Could you write out the records below exactly as they appear?
[Begin MATERIAL SHOWN]
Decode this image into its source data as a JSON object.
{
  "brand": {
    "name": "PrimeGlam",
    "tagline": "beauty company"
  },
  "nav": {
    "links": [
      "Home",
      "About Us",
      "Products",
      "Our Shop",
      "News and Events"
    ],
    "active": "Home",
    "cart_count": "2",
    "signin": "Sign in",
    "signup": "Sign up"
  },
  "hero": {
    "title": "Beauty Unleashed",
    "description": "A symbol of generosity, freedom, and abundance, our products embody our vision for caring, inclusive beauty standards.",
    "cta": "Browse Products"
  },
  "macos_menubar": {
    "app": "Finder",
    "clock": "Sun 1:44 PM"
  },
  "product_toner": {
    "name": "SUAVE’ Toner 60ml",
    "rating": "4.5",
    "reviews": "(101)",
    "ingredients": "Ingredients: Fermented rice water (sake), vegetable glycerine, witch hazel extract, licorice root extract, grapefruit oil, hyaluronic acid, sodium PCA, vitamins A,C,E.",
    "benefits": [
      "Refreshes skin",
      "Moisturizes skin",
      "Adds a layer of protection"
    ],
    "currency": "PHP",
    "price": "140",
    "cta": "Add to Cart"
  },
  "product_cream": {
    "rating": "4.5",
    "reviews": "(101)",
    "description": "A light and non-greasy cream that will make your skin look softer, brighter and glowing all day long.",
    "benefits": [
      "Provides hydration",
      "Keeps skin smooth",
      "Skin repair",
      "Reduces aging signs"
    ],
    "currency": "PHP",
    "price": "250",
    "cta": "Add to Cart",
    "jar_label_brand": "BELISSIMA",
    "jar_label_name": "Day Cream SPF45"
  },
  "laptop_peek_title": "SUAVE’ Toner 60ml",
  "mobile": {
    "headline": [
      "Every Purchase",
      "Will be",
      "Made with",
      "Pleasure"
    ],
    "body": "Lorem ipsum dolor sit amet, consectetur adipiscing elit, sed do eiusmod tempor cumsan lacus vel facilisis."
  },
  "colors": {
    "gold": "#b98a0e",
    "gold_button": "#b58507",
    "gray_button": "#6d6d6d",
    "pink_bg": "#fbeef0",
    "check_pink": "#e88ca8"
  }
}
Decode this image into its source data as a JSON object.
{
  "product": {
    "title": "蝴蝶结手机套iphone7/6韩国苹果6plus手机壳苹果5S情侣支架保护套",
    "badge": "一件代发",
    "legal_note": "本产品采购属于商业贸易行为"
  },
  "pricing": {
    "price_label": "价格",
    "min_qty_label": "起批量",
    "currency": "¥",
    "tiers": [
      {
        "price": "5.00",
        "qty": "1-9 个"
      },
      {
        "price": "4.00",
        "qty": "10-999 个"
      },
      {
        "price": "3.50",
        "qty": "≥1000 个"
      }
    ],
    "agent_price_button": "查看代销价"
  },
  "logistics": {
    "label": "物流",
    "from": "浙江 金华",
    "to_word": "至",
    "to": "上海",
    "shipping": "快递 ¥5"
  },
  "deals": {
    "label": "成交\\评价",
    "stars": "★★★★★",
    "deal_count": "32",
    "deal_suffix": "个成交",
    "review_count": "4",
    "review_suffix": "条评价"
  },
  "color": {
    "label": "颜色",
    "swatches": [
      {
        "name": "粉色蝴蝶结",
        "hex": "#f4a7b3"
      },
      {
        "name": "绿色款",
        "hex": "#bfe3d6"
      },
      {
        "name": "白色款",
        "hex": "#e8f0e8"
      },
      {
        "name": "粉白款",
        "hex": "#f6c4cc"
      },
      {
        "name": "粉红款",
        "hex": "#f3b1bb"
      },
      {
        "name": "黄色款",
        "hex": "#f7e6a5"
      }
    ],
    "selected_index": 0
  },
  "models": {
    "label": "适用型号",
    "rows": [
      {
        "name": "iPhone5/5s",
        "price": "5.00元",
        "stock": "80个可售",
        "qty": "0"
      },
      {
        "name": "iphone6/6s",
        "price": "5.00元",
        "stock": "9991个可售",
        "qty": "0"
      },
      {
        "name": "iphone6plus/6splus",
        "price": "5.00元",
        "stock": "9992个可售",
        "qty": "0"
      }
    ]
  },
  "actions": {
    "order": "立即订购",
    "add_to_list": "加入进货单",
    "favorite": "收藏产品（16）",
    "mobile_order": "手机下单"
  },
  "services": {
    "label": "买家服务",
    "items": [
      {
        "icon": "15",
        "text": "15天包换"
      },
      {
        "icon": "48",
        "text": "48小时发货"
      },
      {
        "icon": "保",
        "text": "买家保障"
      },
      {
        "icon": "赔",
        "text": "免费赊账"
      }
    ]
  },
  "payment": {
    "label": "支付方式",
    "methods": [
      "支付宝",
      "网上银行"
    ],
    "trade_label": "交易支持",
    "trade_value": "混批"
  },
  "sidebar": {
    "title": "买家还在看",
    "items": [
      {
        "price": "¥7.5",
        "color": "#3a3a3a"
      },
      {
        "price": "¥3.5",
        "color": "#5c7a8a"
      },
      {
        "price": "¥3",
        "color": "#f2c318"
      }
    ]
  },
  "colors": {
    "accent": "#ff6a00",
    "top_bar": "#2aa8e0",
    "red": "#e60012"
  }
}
[End MATERIAL SHOWN]
## REPLY TO THE EXERCISE
Decode this image into its source data as a JSON object.
{
  "brand": {
    "name": "PrimeGlam",
    "tagline": "beauty company"
  },
  "nav": {
    "links": [
      "Home",
      "About Us",
      "Products",
      "Our Shop",
      "News and Events"
    ],
    "active": "Home",
    "cart_count": "2",
    "signin": "Sign in",
    "signup": "Sign up"
  },
  "hero": {
    "title": "Beauty Unleashed",
    "description": "A symbol of generosity, freedom, and abundance, our products embody our vision for caring, inclusive beauty standards.",
    "cta": "Browse Products"
  },
  "macos_menubar": {
    "app": "Finder",
    "clock": "Sun 1:44 PM"
  },
  "product_toner": {
    "name": "SUAVE’ Toner 60ml",
    "rating": "4.5",
    "reviews": "(101)",
    "ingredients": "Ingredients: Fermented rice water (sake), vegetable glycerine, witch hazel extract, licorice root extract, grapefruit oil, hyaluronic acid, sodium PCA, vitamins A,C,E.",
    "benefits": [
      "Refreshes skin",
      "Moisturizes skin",
      "Adds a layer of protection"
    ],
    "currency": "PHP",
    "price": "140",
    "cta": "Add to Cart"
  },
  "product_cream": {
    "rating": "4.5",
    "reviews": "(101)",
    "description": "A light and non-greasy cream that will make your skin look softer, brighter and glowing all day long.",
    "benefits": [
      "Provides hydration",
      "Keeps skin smooth",
      "Skin repair",
      "Reduces aging signs"
    ],
    "currency": "PHP",
    "price": "250",
    "cta": "Add to Cart",
    "jar_label_brand": "BELISSIMA",
    "jar_label_name": "Day Cream SPF45"
  },
  "laptop_peek_title": "SUAVE’ Toner 60ml",
  "mobile": {
    "headline": [
      "Every Purchase",
      "Will be",
      "Made with",
      "Pleasure"
    ],
    "body": "Lorem ipsum dolor sit amet, consectetur adipiscing elit, sed do eiusmod tempor cumsan lacus vel facilisis."
  },
  "colors": {
    "gold": "#b98a0e",
    "gold_button": "#b58507",
    "gray_button": "#6d6d6d",
    "pink_bg": "#fbeef0",
    "check_pink": "#e88ca8"
  }
}
Decode this image into its source data as a JSON object.
{
  "product": {
    "title": "蝴蝶结手机套iphone7/6韩国苹果6plus手机壳苹果5S情侣支架保护套",
    "badge": "一件代发",
    "legal_note": "本产品采购属于商业贸易行为"
  },
  "pricing": {
    "price_label": "价格",
    "min_qty_label": "起批量",
    "currency": "¥",
    "tiers": [
      {
        "price": "5.00",
        "qty": "1-9 个"
      },
      {
        "price": "4.00",
        "qty": "10-999 个"
      },
      {
        "price": "3.50",
        "qty": "≥1000 个"
      }
    ],
    "agent_price_button": "查看代销价"
  },
  "logistics": {
    "label": "物流",
    "from": "浙江 金华",
    "to_word": "至",
    "to": "上海",
    "shipping": "快递 ¥5"
  },
  "deals": {
    "label": "成交\\评价",
    "stars": "★★★★★",
    "deal_count": "32",
    "deal_suffix": "个成交",
    "review_count": "4",
    "review_suffix": "条评价"
  },
  "color": {
    "label": "颜色",
    "swatches": [
      {
        "name": "粉色蝴蝶结",
        "hex": "#f4a7b3"
      },
      {
        "name": "绿色款",
        "hex": "#bfe3d6"
      },
      {
        "name": "白色款",
        "hex": "#e8f0e8"
      },
      {
        "name": "粉白款",
        "hex": "#f6c4cc"
      },
      {
        "name": "粉红款",
        "hex": "#f3b1bb"
      },
      {
        "name": "黄色款",
        "hex": "#f7e6a5"
      }
    ],
    "selected_index": 0
  },
  "models": {
    "label": "适用型号",
    "rows": [
      {
        "name": "iPhone5/5s",
        "price": "5.00元",
        "stock": "80个可售",
        "qty": "0"
      },
      {
        "name": "iphone6/6s",
        "price": "5.00元",
        "stock": "9991个可售",
        "qty": "0"
      },
      {
        "name": "iphone6plus/6splus",
        "price": "5.00元",
        "stock": "9992个可售",
        "qty": "0"
      }
    ]
  },
  "actions": {
    "order": "立即订购",
    "add_to_list": "加入进货单",
    "favorite": "收藏产品（16）",
    "mobile_order": "手机下单"
  },
  "services": {
    "label": "买家服务",
    "items": [
      {
        "icon": "15",
        "text": "15天包换"
      },
      {
        "icon": "48",
        "text": "48小时发货"
      },
      {
        "icon": "保",
        "text": "买家保障"
      },
      {
        "icon": "赔",
        "text": "免费赊账"
      }
    ]
  },
  "payment": {
    "label": "支付方式",
    "methods": [
      "支付宝",
      "网上银行"
    ],
    "trade_label": "交易支持",
    "trade_value": "混批"
  },
  "sidebar": {
    "title": "买家还在看",
    "items": [
      {
        "price": "¥7.5",
        "color": "#3a3a3a"
      },
      {
        "price": "¥3.5",
        "color": "#5c7a8a"
      },
      {
        "price": "¥3",
        "color": "#f2c318"
      }
    ]
  },
  "colors": {
    "accent": "#ff6a00",
    "top_bar": "#2aa8e0",
    "red": "#e60012"
  }
}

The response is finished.